• _TASK_: Without the images, write out the whole listing exactly.
* START EXCERPTED RECORDS *
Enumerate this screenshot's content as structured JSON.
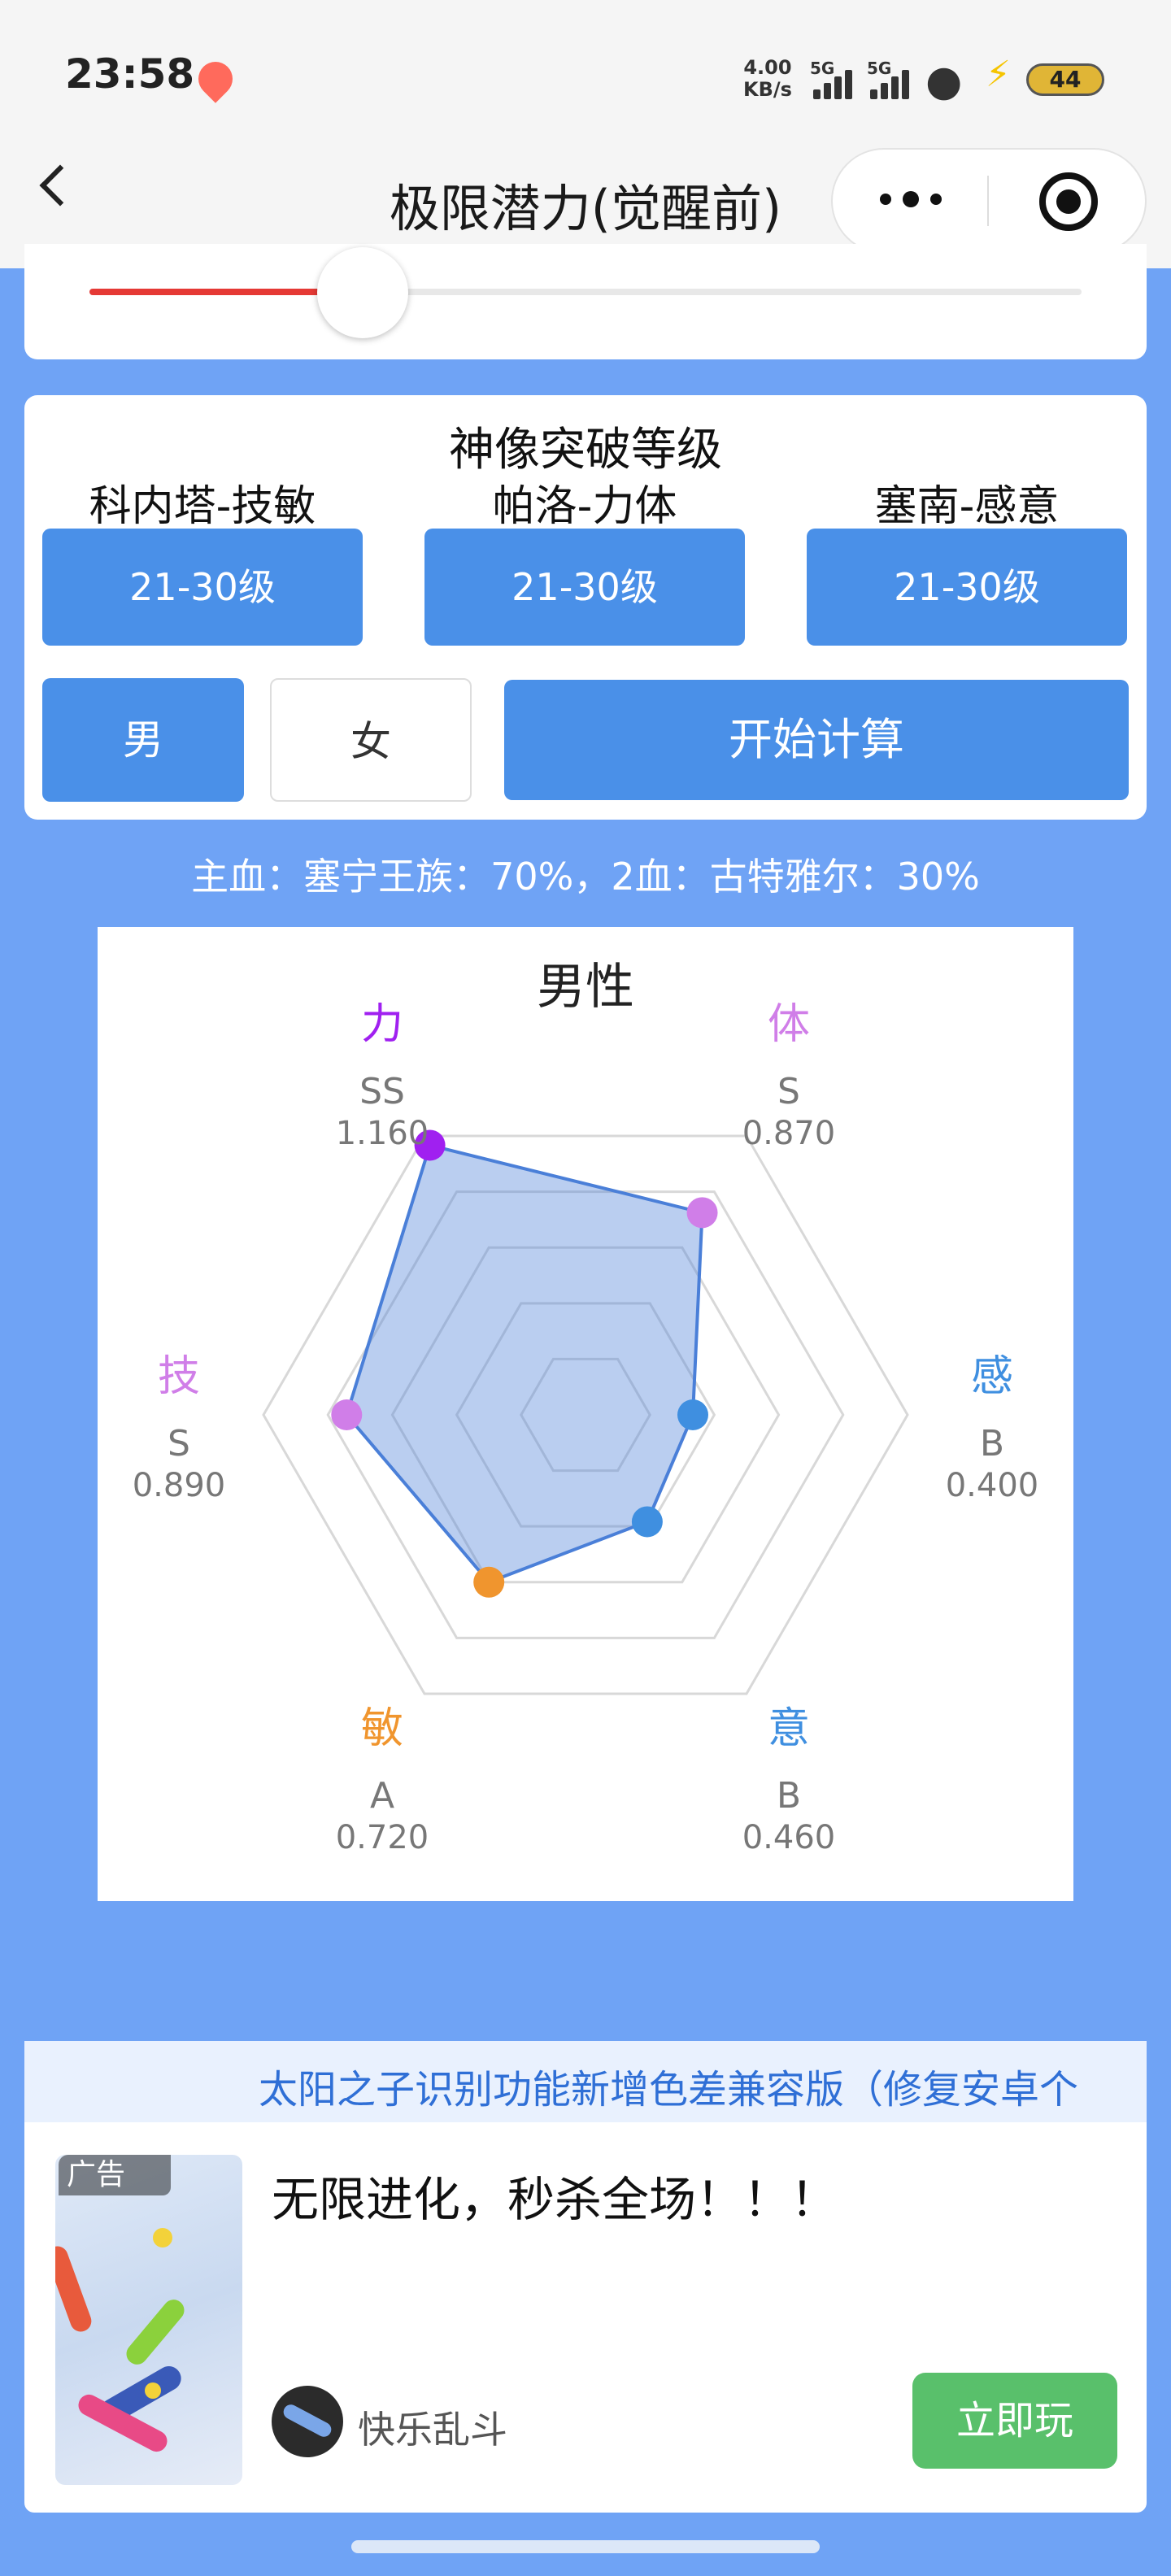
{
  "status_bar": {
    "time": "23:58",
    "speed_value": "4.00",
    "speed_unit": "KB/s",
    "signal_1_label": "5G",
    "signal_2_label": "5G",
    "battery": "44"
  },
  "nav": {
    "title": "极限潜力(觉醒前)"
  },
  "slider": {
    "value_fraction": 0.28,
    "fill_color": "#e53935"
  },
  "settings": {
    "section_title": "神像突破等级",
    "columns": [
      {
        "label": "科内塔-技敏",
        "level": "21-30级"
      },
      {
        "label": "帕洛-力体",
        "level": "21-30级"
      },
      {
        "label": "塞南-感意",
        "level": "21-30级"
      }
    ],
    "gender_male": "男",
    "gender_female": "女",
    "selected_gender": "男",
    "start_button": "开始计算",
    "accent_color": "#4a90e8"
  },
  "bloodline_text": "主血：塞宁王族：70%，2血：古特雅尔：30%",
  "chart_data": {
    "type": "radar",
    "title": "男性",
    "max_value": 1.2,
    "rings": 5,
    "axes": [
      {
        "name": "力",
        "grade": "SS",
        "value": 1.16,
        "value_label": "1.160",
        "color": "#a020f0"
      },
      {
        "name": "体",
        "grade": "S",
        "value": 0.87,
        "value_label": "0.870",
        "color": "#d07ee8"
      },
      {
        "name": "感",
        "grade": "B",
        "value": 0.4,
        "value_label": "0.400",
        "color": "#3f8fe0"
      },
      {
        "name": "意",
        "grade": "B",
        "value": 0.46,
        "value_label": "0.460",
        "color": "#3f8fe0"
      },
      {
        "name": "敏",
        "grade": "A",
        "value": 0.72,
        "value_label": "0.720",
        "color": "#f0952e"
      },
      {
        "name": "技",
        "grade": "S",
        "value": 0.89,
        "value_label": "0.890",
        "color": "#d07ee8"
      }
    ],
    "fill_color": "#4a7fd8",
    "grid": true
  },
  "notice": {
    "text": "太阳之子识别功能新增色差兼容版（修复安卓个"
  },
  "ad": {
    "badge": "广告",
    "headline": "无限进化，秒杀全场！！！",
    "brand": "快乐乱斗",
    "cta": "立即玩"
  }
}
* END EXCERPTED RECORDS *
• _SOLUTION FOR THIS EXERCISE_:
Enumerate this screenshot's content as structured JSON.
{
  "status_bar": {
    "time": "23:58",
    "speed_value": "4.00",
    "speed_unit": "KB/s",
    "signal_1_label": "5G",
    "signal_2_label": "5G",
    "battery": "44"
  },
  "nav": {
    "title": "极限潜力(觉醒前)"
  },
  "slider": {
    "value_fraction": 0.28,
    "fill_color": "#e53935"
  },
  "settings": {
    "section_title": "神像突破等级",
    "columns": [
      {
        "label": "科内塔-技敏",
        "level": "21-30级"
      },
      {
        "label": "帕洛-力体",
        "level": "21-30级"
      },
      {
        "label": "塞南-感意",
        "level": "21-30级"
      }
    ],
    "gender_male": "男",
    "gender_female": "女",
    "selected_gender": "男",
    "start_button": "开始计算",
    "accent_color": "#4a90e8"
  },
  "bloodline_text": "主血：塞宁王族：70%，2血：古特雅尔：30%",
  "chart_data": {
    "type": "radar",
    "title": "男性",
    "max_value": 1.2,
    "rings": 5,
    "axes": [
      {
        "name": "力",
        "grade": "SS",
        "value": 1.16,
        "value_label": "1.160",
        "color": "#a020f0"
      },
      {
        "name": "体",
        "grade": "S",
        "value": 0.87,
        "value_label": "0.870",
        "color": "#d07ee8"
      },
      {
        "name": "感",
        "grade": "B",
        "value": 0.4,
        "value_label": "0.400",
        "color": "#3f8fe0"
      },
      {
        "name": "意",
        "grade": "B",
        "value": 0.46,
        "value_label": "0.460",
        "color": "#3f8fe0"
      },
      {
        "name": "敏",
        "grade": "A",
        "value": 0.72,
        "value_label": "0.720",
        "color": "#f0952e"
      },
      {
        "name": "技",
        "grade": "S",
        "value": 0.89,
        "value_label": "0.890",
        "color": "#d07ee8"
      }
    ],
    "fill_color": "#4a7fd8",
    "grid": true
  },
  "notice": {
    "text": "太阳之子识别功能新增色差兼容版（修复安卓个"
  },
  "ad": {
    "badge": "广告",
    "headline": "无限进化，秒杀全场！！！",
    "brand": "快乐乱斗",
    "cta": "立即玩"
  }
}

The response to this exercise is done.